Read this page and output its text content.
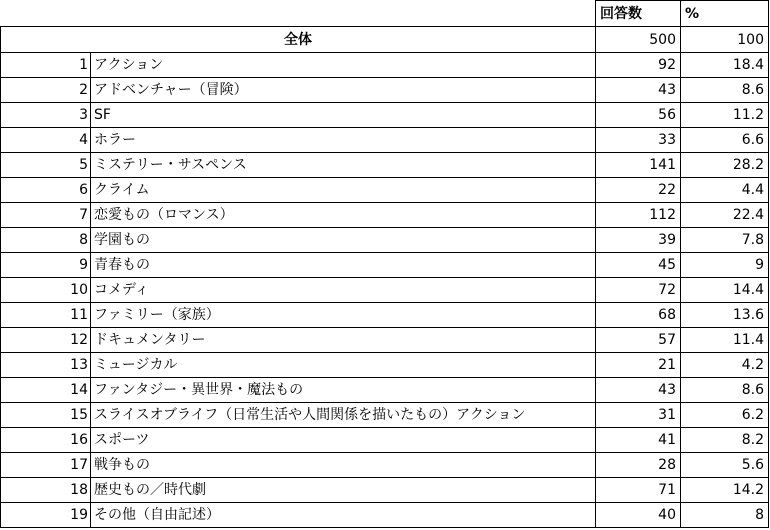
		回答数	%
全体		500	100
1	アクション	92	18.4
2	アドベンチャー（冒険）	43	8.6
3	SF	56	11.2
4	ホラー	33	6.6
5	ミステリー・サスペンス	141	28.2
6	クライム	22	4.4
7	恋愛もの（ロマンス）	112	22.4
8	学園もの	39	7.8
9	青春もの	45	9
10	コメディ	72	14.4
11	ファミリー（家族）	68	13.6
12	ドキュメンタリー	57	11.4
13	ミュージカル	21	4.2
14	ファンタジー・異世界・魔法もの	43	8.6
15	スライスオブライフ（日常生活や人間関係を描いたもの）アクション	31	6.2
16	スポーツ	41	8.2
17	戦争もの	28	5.6
18	歴史もの／時代劇	71	14.2
19	その他（自由記述）	40	8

※

Goal of the exercise ::
Transcribe the listing in full and omit the pictures.

Answer below ::
Read this page and output its text content.
		回答数	%
全体		500	100
1	アクション	92	18.4
2	アドベンチャー（冒険）	43	8.6
3	SF	56	11.2
4	ホラー	33	6.6
5	ミステリー・サスペンス	141	28.2
6	クライム	22	4.4
7	恋愛もの（ロマンス）	112	22.4
8	学園もの	39	7.8
9	青春もの	45	9
10	コメディ	72	14.4
11	ファミリー（家族）	68	13.6
12	ドキュメンタリー	57	11.4
13	ミュージカル	21	4.2
14	ファンタジー・異世界・魔法もの	43	8.6
15	スライスオブライフ（日常生活や人間関係を描いたもの）アクション	31	6.2
16	スポーツ	41	8.2
17	戦争もの	28	5.6
18	歴史もの／時代劇	71	14.2
19	その他（自由記述）	40	8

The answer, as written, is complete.